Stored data
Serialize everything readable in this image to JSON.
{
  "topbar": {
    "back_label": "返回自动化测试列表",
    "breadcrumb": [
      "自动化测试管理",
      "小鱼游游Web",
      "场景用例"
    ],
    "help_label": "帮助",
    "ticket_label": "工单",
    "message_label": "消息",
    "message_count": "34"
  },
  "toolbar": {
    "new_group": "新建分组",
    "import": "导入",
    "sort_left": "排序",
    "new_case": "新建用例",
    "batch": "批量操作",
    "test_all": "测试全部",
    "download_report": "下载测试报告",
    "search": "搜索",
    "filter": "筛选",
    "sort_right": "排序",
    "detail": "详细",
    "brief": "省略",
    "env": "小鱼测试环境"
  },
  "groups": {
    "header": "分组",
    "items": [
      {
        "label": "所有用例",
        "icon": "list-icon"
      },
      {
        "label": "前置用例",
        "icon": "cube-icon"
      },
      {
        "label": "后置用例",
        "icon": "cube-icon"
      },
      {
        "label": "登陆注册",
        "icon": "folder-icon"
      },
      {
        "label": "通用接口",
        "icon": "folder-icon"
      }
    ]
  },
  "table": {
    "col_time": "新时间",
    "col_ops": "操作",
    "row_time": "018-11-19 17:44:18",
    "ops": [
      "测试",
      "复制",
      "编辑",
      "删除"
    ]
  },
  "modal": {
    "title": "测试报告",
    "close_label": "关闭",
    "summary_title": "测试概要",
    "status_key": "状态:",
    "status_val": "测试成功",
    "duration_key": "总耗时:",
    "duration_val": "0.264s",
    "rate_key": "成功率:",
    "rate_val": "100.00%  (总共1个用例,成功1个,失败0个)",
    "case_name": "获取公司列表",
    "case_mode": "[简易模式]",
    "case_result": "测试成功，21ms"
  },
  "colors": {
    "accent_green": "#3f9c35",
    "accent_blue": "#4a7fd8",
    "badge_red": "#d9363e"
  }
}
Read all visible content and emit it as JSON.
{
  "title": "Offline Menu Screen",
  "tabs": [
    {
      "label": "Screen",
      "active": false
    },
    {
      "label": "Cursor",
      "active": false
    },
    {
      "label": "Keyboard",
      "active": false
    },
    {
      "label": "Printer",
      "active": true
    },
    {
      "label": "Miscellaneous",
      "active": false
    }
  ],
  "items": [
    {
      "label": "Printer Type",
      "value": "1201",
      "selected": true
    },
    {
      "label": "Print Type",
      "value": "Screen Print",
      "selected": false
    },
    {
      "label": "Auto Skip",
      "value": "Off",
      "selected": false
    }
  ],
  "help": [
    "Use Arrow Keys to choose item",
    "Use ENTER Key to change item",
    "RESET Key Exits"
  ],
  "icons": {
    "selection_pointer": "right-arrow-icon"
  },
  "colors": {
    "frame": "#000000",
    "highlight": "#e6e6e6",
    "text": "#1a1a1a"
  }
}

* [SHORT PROBLEM]: Search the preceding listing for the word "Type" and pull out every line that holds it.

* [RESPONSE TO THIS EXERCISE]:
      "label": "Printer Type",
      "label": "Print Type",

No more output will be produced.